• **Objective**: Locate the string "Euro" throughout the material and copy every line in which it occurs.

• **Dataset records on visual material**:
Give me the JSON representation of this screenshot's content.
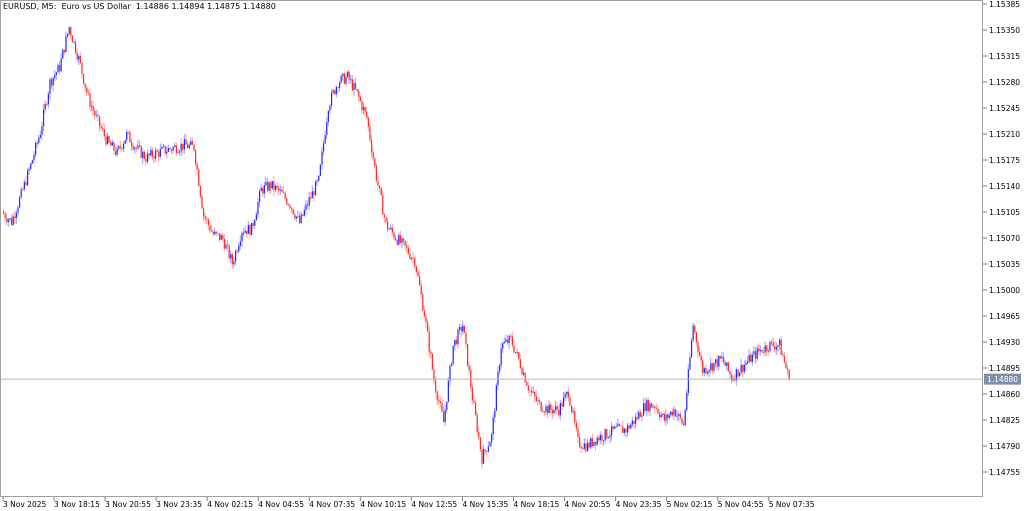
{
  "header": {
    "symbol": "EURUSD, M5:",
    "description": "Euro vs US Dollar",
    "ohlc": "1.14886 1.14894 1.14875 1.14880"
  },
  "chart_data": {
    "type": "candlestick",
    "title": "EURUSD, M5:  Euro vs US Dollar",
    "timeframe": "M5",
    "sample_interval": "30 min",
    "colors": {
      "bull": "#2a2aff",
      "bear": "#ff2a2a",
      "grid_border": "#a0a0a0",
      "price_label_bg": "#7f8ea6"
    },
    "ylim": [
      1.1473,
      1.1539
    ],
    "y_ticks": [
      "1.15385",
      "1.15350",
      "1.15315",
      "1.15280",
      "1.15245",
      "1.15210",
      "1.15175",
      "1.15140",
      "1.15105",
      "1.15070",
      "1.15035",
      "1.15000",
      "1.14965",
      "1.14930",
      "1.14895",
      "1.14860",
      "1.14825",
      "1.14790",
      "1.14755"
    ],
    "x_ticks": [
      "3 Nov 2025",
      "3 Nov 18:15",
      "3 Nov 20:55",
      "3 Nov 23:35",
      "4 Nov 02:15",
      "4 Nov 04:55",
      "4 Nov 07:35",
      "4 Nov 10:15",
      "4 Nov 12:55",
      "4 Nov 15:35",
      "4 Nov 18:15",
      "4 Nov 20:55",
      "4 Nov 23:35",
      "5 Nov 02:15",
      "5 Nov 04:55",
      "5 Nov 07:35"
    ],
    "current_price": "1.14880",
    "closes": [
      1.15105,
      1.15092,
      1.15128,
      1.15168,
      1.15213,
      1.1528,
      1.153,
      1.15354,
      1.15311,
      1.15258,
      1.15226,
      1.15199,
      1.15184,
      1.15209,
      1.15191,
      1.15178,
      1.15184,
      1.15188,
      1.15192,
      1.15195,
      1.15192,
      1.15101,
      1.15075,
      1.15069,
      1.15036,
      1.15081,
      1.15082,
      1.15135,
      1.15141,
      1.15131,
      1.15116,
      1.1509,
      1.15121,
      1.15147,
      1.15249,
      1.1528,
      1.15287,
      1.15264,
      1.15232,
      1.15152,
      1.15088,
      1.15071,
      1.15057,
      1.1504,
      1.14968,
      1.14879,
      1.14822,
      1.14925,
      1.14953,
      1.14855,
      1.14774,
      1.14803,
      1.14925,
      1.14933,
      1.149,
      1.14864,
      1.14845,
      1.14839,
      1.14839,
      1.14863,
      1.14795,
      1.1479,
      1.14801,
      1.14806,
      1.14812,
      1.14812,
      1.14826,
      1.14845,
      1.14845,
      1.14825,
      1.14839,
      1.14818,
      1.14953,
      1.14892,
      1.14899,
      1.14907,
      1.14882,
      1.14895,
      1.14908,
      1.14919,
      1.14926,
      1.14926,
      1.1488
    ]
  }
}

• **Problem solution**:
    "description": "Euro vs US Dollar",
    "title": "EURUSD, M5:  Euro vs US Dollar",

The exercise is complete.